Exercise prompt | Read through the records below and copy each line that uses the word "População".

(Records excerpted from a collection)
================================

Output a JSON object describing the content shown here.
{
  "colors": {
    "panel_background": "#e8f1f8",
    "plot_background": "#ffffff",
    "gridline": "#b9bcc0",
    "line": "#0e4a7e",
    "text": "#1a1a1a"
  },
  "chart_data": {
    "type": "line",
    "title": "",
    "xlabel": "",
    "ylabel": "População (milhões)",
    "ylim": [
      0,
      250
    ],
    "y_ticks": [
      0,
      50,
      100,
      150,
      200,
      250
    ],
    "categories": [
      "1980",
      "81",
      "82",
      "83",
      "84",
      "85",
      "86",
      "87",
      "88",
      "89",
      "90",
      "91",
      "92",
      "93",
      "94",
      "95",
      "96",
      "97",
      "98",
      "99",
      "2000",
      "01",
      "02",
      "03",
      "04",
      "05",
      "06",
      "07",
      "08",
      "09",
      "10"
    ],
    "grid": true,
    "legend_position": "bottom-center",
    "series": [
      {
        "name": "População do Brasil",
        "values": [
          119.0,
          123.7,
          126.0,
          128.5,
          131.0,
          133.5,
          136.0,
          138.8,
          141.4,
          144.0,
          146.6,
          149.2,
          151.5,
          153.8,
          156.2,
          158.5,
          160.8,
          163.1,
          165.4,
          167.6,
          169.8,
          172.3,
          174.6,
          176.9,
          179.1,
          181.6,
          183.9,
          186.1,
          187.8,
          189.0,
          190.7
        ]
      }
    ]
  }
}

================================

Solution to the problem |
    "ylabel": "População (milhões)",
        "name": "População do Brasil",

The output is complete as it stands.